■ PROBLEM TO WORK ON:
Lines containing the word "Chargebee" are the ones to copy from the records below.
Start of RECORD EXCERPTS
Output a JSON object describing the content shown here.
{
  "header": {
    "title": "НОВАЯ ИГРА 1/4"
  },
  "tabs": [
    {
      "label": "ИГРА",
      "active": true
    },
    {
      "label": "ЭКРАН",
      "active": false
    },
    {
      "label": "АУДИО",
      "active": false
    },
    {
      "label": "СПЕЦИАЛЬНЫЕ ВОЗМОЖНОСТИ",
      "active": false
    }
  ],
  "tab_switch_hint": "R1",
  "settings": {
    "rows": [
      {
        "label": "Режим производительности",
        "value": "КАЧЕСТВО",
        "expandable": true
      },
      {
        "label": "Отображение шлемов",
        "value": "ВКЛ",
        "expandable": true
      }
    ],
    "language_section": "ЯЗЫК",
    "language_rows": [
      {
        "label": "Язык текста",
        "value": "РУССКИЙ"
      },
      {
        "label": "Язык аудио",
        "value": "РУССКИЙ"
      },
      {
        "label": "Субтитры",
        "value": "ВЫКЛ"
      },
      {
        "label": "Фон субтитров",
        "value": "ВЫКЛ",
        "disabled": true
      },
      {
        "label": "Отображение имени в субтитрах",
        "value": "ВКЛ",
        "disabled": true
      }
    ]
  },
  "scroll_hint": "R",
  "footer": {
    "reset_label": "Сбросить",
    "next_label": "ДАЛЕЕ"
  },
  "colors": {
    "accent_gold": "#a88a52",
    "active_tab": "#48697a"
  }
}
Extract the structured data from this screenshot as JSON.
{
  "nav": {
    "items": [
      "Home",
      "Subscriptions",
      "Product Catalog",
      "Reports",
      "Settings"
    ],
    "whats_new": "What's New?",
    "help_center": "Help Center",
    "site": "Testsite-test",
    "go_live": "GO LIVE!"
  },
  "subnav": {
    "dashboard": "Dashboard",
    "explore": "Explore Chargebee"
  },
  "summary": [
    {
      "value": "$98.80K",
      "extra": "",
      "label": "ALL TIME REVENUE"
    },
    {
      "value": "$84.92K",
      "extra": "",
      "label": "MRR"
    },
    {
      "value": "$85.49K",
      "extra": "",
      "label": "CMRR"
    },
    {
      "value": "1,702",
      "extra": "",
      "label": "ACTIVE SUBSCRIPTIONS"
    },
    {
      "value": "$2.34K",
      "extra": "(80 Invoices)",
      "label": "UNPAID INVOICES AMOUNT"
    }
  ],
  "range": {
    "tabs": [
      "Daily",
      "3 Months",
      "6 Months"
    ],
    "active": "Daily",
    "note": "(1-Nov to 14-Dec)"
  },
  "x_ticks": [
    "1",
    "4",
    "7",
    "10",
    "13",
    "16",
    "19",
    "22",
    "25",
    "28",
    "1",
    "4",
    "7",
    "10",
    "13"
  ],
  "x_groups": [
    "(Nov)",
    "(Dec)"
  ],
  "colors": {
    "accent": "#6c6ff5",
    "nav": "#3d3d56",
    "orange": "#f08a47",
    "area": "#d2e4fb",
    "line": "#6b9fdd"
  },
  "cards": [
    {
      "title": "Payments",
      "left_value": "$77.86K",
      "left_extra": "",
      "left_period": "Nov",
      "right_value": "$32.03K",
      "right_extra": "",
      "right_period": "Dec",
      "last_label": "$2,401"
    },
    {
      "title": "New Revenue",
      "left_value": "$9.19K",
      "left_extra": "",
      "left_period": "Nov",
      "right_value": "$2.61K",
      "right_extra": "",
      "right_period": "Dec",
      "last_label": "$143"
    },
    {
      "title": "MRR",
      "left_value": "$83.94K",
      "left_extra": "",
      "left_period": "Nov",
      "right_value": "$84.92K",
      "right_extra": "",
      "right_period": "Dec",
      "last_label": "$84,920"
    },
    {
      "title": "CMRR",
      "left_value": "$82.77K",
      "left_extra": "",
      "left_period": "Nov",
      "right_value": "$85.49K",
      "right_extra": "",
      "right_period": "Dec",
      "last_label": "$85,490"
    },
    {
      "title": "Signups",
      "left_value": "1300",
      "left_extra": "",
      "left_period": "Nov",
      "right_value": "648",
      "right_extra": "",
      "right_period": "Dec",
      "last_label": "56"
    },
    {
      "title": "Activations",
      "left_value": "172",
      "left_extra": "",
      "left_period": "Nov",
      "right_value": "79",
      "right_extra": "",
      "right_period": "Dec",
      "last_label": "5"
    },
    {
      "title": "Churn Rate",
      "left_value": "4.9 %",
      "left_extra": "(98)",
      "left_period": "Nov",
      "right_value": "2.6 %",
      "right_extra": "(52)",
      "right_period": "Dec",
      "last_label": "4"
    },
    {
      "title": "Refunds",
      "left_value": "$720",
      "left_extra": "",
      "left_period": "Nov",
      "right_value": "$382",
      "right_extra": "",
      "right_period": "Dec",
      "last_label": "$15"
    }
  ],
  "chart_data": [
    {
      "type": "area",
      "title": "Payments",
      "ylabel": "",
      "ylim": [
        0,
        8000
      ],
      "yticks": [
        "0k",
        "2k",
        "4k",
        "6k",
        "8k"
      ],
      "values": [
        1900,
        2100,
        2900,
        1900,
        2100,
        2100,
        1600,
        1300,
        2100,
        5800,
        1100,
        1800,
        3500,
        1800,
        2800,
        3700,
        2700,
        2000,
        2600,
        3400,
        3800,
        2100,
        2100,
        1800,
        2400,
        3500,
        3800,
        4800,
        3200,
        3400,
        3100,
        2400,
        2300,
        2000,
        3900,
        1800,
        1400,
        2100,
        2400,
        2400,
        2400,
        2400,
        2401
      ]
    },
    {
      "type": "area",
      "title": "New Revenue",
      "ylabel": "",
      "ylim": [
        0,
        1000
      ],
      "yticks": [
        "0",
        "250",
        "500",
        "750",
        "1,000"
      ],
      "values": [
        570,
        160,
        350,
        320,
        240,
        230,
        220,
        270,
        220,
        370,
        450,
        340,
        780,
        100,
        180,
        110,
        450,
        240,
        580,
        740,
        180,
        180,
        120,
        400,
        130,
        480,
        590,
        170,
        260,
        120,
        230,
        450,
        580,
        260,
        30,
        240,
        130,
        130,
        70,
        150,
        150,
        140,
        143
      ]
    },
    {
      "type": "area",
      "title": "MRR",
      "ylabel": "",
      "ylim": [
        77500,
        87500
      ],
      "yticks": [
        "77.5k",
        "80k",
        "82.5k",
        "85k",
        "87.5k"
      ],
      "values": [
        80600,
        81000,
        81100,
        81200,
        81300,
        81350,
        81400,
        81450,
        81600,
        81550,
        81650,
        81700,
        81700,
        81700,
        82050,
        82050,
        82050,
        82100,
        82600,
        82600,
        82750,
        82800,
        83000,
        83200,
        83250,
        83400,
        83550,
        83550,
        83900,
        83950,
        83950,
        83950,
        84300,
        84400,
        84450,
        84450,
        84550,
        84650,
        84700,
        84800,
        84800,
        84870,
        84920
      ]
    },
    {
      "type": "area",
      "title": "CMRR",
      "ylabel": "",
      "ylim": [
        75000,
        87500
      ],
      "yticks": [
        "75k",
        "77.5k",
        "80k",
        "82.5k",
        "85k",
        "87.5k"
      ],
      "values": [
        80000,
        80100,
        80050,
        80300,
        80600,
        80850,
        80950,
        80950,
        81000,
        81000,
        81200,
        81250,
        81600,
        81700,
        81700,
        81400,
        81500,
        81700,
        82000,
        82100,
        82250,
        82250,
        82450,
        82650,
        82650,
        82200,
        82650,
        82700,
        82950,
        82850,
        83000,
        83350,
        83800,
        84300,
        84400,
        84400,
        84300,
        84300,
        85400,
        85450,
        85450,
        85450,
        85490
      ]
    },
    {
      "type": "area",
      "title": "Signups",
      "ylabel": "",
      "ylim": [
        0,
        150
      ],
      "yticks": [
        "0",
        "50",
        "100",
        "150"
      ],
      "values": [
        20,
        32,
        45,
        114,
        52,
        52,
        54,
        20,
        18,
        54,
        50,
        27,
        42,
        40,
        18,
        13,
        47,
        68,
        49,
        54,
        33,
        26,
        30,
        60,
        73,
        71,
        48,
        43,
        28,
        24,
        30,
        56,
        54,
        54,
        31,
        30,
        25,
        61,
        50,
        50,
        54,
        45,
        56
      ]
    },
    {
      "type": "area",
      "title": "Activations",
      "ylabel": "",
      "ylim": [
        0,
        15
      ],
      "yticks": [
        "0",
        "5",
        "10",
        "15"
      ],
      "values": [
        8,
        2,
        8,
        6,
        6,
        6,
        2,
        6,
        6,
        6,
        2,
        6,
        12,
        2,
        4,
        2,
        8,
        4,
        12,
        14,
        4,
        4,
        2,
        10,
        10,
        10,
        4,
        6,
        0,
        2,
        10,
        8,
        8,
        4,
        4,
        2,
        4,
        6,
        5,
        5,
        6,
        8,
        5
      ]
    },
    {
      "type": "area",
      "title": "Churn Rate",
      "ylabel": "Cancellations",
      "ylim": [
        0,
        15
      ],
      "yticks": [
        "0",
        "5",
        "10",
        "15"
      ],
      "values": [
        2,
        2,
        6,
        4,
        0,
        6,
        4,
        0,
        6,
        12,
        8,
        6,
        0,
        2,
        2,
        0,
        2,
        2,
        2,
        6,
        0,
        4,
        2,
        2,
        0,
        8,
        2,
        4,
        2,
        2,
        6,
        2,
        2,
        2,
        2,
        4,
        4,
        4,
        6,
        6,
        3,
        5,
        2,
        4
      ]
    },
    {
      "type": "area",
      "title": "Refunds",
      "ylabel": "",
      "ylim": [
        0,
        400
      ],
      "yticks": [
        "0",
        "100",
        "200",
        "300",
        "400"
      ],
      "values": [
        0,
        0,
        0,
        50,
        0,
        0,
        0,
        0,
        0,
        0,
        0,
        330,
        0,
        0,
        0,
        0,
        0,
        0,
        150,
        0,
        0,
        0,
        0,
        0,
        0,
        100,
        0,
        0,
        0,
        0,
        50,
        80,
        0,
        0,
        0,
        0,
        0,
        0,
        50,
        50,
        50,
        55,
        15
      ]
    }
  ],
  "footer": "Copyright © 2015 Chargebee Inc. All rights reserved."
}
End of RECORD EXCERPTS
■ RESPONSE TO THE EXERCISE:
    "explore": "Explore Chargebee"
  "footer": "Copyright © 2015 Chargebee Inc. All rights reserved."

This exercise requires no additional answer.